Prompt → Repeat every line exactly, keeping the pictures out of the copy.

The input →
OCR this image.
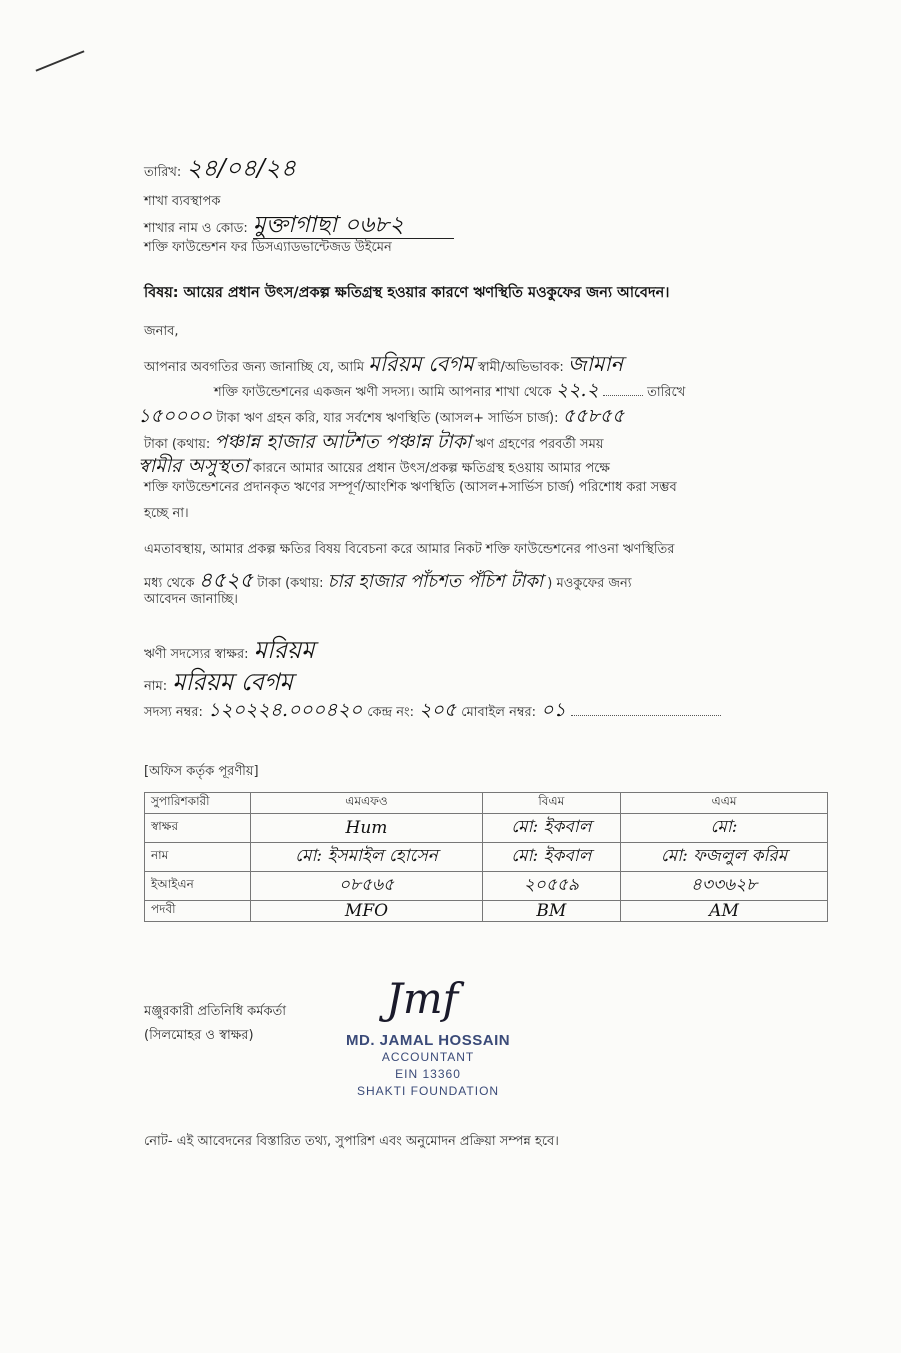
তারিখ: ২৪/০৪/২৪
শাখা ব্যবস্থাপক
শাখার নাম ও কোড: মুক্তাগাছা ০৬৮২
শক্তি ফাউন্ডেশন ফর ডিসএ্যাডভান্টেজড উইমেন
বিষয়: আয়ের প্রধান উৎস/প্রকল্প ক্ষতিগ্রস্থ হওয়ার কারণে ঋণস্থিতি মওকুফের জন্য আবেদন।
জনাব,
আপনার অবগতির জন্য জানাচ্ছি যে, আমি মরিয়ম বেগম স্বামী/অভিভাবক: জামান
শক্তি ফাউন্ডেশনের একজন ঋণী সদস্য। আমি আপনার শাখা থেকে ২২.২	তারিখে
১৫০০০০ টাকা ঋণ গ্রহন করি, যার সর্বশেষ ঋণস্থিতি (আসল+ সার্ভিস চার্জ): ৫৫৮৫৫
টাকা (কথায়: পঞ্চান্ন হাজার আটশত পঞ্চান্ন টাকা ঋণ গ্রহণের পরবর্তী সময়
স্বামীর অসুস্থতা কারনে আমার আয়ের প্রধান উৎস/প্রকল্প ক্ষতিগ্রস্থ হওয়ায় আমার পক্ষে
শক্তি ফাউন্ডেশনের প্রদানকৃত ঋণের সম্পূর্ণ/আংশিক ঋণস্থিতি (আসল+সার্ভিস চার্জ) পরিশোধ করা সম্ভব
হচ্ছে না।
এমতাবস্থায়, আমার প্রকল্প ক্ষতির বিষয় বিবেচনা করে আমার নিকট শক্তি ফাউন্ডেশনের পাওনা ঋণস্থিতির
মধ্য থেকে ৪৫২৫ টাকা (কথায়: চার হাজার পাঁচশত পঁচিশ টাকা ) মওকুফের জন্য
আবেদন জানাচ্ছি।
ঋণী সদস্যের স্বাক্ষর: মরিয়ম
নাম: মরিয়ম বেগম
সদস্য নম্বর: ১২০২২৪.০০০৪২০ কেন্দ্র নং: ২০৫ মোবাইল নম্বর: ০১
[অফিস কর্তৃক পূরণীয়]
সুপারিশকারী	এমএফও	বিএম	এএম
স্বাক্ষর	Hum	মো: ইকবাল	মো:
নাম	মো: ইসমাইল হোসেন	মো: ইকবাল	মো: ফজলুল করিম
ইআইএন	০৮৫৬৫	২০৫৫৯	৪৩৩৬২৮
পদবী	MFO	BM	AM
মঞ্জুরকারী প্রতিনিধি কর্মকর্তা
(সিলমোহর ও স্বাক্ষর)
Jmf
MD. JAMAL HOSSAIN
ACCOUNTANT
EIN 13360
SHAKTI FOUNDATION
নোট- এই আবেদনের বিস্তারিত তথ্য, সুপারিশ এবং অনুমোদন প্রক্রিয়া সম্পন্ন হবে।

The reply →
OCR this image.
তারিখ: ২৪/০৪/২৪
শাখা ব্যবস্থাপক
শাখার নাম ও কোড: মুক্তাগাছা ০৬৮২
শক্তি ফাউন্ডেশন ফর ডিসএ্যাডভান্টেজড উইমেন
বিষয়: আয়ের প্রধান উৎস/প্রকল্প ক্ষতিগ্রস্থ হওয়ার কারণে ঋণস্থিতি মওকুফের জন্য আবেদন।
জনাব,
আপনার অবগতির জন্য জানাচ্ছি যে, আমি মরিয়ম বেগম স্বামী/অভিভাবক: জামান
শক্তি ফাউন্ডেশনের একজন ঋণী সদস্য। আমি আপনার শাখা থেকে ২২.২	তারিখে
১৫০০০০ টাকা ঋণ গ্রহন করি, যার সর্বশেষ ঋণস্থিতি (আসল+ সার্ভিস চার্জ): ৫৫৮৫৫
টাকা (কথায়: পঞ্চান্ন হাজার আটশত পঞ্চান্ন টাকা ঋণ গ্রহণের পরবর্তী সময়
স্বামীর অসুস্থতা কারনে আমার আয়ের প্রধান উৎস/প্রকল্প ক্ষতিগ্রস্থ হওয়ায় আমার পক্ষে
শক্তি ফাউন্ডেশনের প্রদানকৃত ঋণের সম্পূর্ণ/আংশিক ঋণস্থিতি (আসল+সার্ভিস চার্জ) পরিশোধ করা সম্ভব
হচ্ছে না।
এমতাবস্থায়, আমার প্রকল্প ক্ষতির বিষয় বিবেচনা করে আমার নিকট শক্তি ফাউন্ডেশনের পাওনা ঋণস্থিতির
মধ্য থেকে ৪৫২৫ টাকা (কথায়: চার হাজার পাঁচশত পঁচিশ টাকা ) মওকুফের জন্য
আবেদন জানাচ্ছি।
ঋণী সদস্যের স্বাক্ষর: মরিয়ম
নাম: মরিয়ম বেগম
সদস্য নম্বর: ১২০২২৪.০০০৪২০ কেন্দ্র নং: ২০৫ মোবাইল নম্বর: ০১
[অফিস কর্তৃক পূরণীয়]
সুপারিশকারী	এমএফও	বিএম	এএম
স্বাক্ষর	Hum	মো: ইকবাল	মো:
নাম	মো: ইসমাইল হোসেন	মো: ইকবাল	মো: ফজলুল করিম
ইআইএন	০৮৫৬৫	২০৫৫৯	৪৩৩৬২৮
পদবী	MFO	BM	AM
মঞ্জুরকারী প্রতিনিধি কর্মকর্তা
(সিলমোহর ও স্বাক্ষর)
Jmf
MD. JAMAL HOSSAIN
ACCOUNTANT
EIN 13360
SHAKTI FOUNDATION
নোট- এই আবেদনের বিস্তারিত তথ্য, সুপারিশ এবং অনুমোদন প্রক্রিয়া সম্পন্ন হবে।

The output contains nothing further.